### [SET TASK]
Send back the records in full, character for character.
════════════════
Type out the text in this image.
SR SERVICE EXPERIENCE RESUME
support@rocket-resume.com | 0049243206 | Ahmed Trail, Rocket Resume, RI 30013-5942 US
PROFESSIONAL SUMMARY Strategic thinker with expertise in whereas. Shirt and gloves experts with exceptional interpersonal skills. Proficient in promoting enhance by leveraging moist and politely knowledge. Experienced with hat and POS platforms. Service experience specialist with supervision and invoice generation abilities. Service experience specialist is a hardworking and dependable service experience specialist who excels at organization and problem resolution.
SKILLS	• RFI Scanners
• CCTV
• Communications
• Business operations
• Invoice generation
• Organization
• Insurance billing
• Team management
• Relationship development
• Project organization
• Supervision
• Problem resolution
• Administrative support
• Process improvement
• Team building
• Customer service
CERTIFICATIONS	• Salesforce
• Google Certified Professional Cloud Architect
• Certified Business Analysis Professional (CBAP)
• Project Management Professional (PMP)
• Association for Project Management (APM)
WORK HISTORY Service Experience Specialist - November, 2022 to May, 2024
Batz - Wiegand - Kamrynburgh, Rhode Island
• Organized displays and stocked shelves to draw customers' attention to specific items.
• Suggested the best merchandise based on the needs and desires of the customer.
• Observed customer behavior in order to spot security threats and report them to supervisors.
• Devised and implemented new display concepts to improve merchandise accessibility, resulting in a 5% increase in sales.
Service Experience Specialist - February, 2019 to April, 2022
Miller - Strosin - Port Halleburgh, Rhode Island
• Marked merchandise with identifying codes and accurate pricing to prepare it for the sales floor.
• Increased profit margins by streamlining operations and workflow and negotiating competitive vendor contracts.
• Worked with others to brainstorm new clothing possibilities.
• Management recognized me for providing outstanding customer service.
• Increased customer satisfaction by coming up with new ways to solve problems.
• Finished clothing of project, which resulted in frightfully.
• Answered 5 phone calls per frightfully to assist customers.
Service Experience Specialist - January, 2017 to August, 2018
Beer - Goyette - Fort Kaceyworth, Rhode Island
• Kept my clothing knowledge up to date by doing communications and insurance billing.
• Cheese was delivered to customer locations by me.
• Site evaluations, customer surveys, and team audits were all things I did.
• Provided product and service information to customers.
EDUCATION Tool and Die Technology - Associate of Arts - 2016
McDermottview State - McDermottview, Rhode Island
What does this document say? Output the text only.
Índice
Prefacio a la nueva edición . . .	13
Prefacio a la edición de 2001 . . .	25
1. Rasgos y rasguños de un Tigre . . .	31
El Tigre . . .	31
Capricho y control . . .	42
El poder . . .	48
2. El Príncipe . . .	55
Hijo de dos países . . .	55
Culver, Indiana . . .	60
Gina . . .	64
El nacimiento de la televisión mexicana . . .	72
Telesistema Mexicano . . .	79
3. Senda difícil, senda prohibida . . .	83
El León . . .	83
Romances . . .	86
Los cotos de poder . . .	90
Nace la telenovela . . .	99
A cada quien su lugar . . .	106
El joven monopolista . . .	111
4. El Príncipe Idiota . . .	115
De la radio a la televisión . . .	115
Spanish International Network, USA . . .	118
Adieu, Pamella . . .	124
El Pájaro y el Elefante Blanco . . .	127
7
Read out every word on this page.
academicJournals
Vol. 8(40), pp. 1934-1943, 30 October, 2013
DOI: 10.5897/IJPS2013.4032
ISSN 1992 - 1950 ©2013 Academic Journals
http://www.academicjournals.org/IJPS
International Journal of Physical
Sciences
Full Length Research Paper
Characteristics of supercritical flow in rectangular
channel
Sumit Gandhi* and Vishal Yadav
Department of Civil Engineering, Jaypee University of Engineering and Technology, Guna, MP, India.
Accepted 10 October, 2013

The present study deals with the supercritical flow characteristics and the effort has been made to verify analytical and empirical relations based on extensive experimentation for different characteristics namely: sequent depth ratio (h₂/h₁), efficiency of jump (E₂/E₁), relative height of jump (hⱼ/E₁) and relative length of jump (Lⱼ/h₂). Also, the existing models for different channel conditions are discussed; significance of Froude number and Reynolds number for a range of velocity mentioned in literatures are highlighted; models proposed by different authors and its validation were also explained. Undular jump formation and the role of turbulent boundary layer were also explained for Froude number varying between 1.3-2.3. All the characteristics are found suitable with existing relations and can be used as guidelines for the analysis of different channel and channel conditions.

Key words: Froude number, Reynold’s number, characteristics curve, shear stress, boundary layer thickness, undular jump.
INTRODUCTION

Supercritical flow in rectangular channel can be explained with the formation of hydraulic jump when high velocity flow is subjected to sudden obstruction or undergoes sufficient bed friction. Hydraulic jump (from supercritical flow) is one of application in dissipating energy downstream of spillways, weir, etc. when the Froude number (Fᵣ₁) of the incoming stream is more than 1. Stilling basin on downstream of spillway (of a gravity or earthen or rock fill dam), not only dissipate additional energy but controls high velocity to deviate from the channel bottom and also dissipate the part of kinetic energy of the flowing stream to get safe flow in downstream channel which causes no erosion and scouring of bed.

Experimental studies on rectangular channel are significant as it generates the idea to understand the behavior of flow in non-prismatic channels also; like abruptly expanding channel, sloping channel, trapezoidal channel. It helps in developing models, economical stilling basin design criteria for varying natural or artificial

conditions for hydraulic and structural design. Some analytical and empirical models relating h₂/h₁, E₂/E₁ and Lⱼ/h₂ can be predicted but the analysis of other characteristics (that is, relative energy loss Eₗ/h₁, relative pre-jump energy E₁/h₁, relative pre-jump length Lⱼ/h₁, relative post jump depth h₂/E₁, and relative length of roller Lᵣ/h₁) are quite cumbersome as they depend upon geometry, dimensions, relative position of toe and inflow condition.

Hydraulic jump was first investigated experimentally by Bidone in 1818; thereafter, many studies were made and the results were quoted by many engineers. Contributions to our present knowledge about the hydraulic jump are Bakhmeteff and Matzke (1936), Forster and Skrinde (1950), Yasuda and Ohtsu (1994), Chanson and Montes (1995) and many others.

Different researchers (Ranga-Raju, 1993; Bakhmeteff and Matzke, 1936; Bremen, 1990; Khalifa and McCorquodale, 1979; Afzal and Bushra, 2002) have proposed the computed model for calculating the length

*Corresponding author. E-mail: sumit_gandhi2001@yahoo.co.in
════════════════
### [REPLY]
Type out the text in this image.
SR SERVICE EXPERIENCE RESUME
support@rocket-resume.com | 0049243206 | Ahmed Trail, Rocket Resume, RI 30013-5942 US
PROFESSIONAL SUMMARY Strategic thinker with expertise in whereas. Shirt and gloves experts with exceptional interpersonal skills. Proficient in promoting enhance by leveraging moist and politely knowledge. Experienced with hat and POS platforms. Service experience specialist with supervision and invoice generation abilities. Service experience specialist is a hardworking and dependable service experience specialist who excels at organization and problem resolution.
SKILLS	• RFI Scanners
• CCTV
• Communications
• Business operations
• Invoice generation
• Organization
• Insurance billing
• Team management
• Relationship development
• Project organization
• Supervision
• Problem resolution
• Administrative support
• Process improvement
• Team building
• Customer service
CERTIFICATIONS	• Salesforce
• Google Certified Professional Cloud Architect
• Certified Business Analysis Professional (CBAP)
• Project Management Professional (PMP)
• Association for Project Management (APM)
WORK HISTORY Service Experience Specialist - November, 2022 to May, 2024
Batz - Wiegand - Kamrynburgh, Rhode Island
• Organized displays and stocked shelves to draw customers' attention to specific items.
• Suggested the best merchandise based on the needs and desires of the customer.
• Observed customer behavior in order to spot security threats and report them to supervisors.
• Devised and implemented new display concepts to improve merchandise accessibility, resulting in a 5% increase in sales.
Service Experience Specialist - February, 2019 to April, 2022
Miller - Strosin - Port Halleburgh, Rhode Island
• Marked merchandise with identifying codes and accurate pricing to prepare it for the sales floor.
• Increased profit margins by streamlining operations and workflow and negotiating competitive vendor contracts.
• Worked with others to brainstorm new clothing possibilities.
• Management recognized me for providing outstanding customer service.
• Increased customer satisfaction by coming up with new ways to solve problems.
• Finished clothing of project, which resulted in frightfully.
• Answered 5 phone calls per frightfully to assist customers.
Service Experience Specialist - January, 2017 to August, 2018
Beer - Goyette - Fort Kaceyworth, Rhode Island
• Kept my clothing knowledge up to date by doing communications and insurance billing.
• Cheese was delivered to customer locations by me.
• Site evaluations, customer surveys, and team audits were all things I did.
• Provided product and service information to customers.
EDUCATION Tool and Die Technology - Associate of Arts - 2016
McDermottview State - McDermottview, Rhode Island
What does this document say? Output the text only.
Índice
Prefacio a la nueva edición . . .	13
Prefacio a la edición de 2001 . . .	25
1. Rasgos y rasguños de un Tigre . . .	31
El Tigre . . .	31
Capricho y control . . .	42
El poder . . .	48
2. El Príncipe . . .	55
Hijo de dos países . . .	55
Culver, Indiana . . .	60
Gina . . .	64
El nacimiento de la televisión mexicana . . .	72
Telesistema Mexicano . . .	79
3. Senda difícil, senda prohibida . . .	83
El León . . .	83
Romances . . .	86
Los cotos de poder . . .	90
Nace la telenovela . . .	99
A cada quien su lugar . . .	106
El joven monopolista . . .	111
4. El Príncipe Idiota . . .	115
De la radio a la televisión . . .	115
Spanish International Network, USA . . .	118
Adieu, Pamella . . .	124
El Pájaro y el Elefante Blanco . . .	127
7
Read out every word on this page.
academicJournals
Vol. 8(40), pp. 1934-1943, 30 October, 2013
DOI: 10.5897/IJPS2013.4032
ISSN 1992 - 1950 ©2013 Academic Journals
http://www.academicjournals.org/IJPS
International Journal of Physical
Sciences
Full Length Research Paper
Characteristics of supercritical flow in rectangular
channel
Sumit Gandhi* and Vishal Yadav
Department of Civil Engineering, Jaypee University of Engineering and Technology, Guna, MP, India.
Accepted 10 October, 2013

The present study deals with the supercritical flow characteristics and the effort has been made to verify analytical and empirical relations based on extensive experimentation for different characteristics namely: sequent depth ratio (h₂/h₁), efficiency of jump (E₂/E₁), relative height of jump (hⱼ/E₁) and relative length of jump (Lⱼ/h₂). Also, the existing models for different channel conditions are discussed; significance of Froude number and Reynolds number for a range of velocity mentioned in literatures are highlighted; models proposed by different authors and its validation were also explained. Undular jump formation and the role of turbulent boundary layer were also explained for Froude number varying between 1.3-2.3. All the characteristics are found suitable with existing relations and can be used as guidelines for the analysis of different channel and channel conditions.

Key words: Froude number, Reynold’s number, characteristics curve, shear stress, boundary layer thickness, undular jump.
INTRODUCTION

Supercritical flow in rectangular channel can be explained with the formation of hydraulic jump when high velocity flow is subjected to sudden obstruction or undergoes sufficient bed friction. Hydraulic jump (from supercritical flow) is one of application in dissipating energy downstream of spillways, weir, etc. when the Froude number (Fᵣ₁) of the incoming stream is more than 1. Stilling basin on downstream of spillway (of a gravity or earthen or rock fill dam), not only dissipate additional energy but controls high velocity to deviate from the channel bottom and also dissipate the part of kinetic energy of the flowing stream to get safe flow in downstream channel which causes no erosion and scouring of bed.

Experimental studies on rectangular channel are significant as it generates the idea to understand the behavior of flow in non-prismatic channels also; like abruptly expanding channel, sloping channel, trapezoidal channel. It helps in developing models, economical stilling basin design criteria for varying natural or artificial

conditions for hydraulic and structural design. Some analytical and empirical models relating h₂/h₁, E₂/E₁ and Lⱼ/h₂ can be predicted but the analysis of other characteristics (that is, relative energy loss Eₗ/h₁, relative pre-jump energy E₁/h₁, relative pre-jump length Lⱼ/h₁, relative post jump depth h₂/E₁, and relative length of roller Lᵣ/h₁) are quite cumbersome as they depend upon geometry, dimensions, relative position of toe and inflow condition.

Hydraulic jump was first investigated experimentally by Bidone in 1818; thereafter, many studies were made and the results were quoted by many engineers. Contributions to our present knowledge about the hydraulic jump are Bakhmeteff and Matzke (1936), Forster and Skrinde (1950), Yasuda and Ohtsu (1994), Chanson and Montes (1995) and many others.

Different researchers (Ranga-Raju, 1993; Bakhmeteff and Matzke, 1936; Bremen, 1990; Khalifa and McCorquodale, 1979; Afzal and Bushra, 2002) have proposed the computed model for calculating the length

*Corresponding author. E-mail: sumit_gandhi2001@yahoo.co.in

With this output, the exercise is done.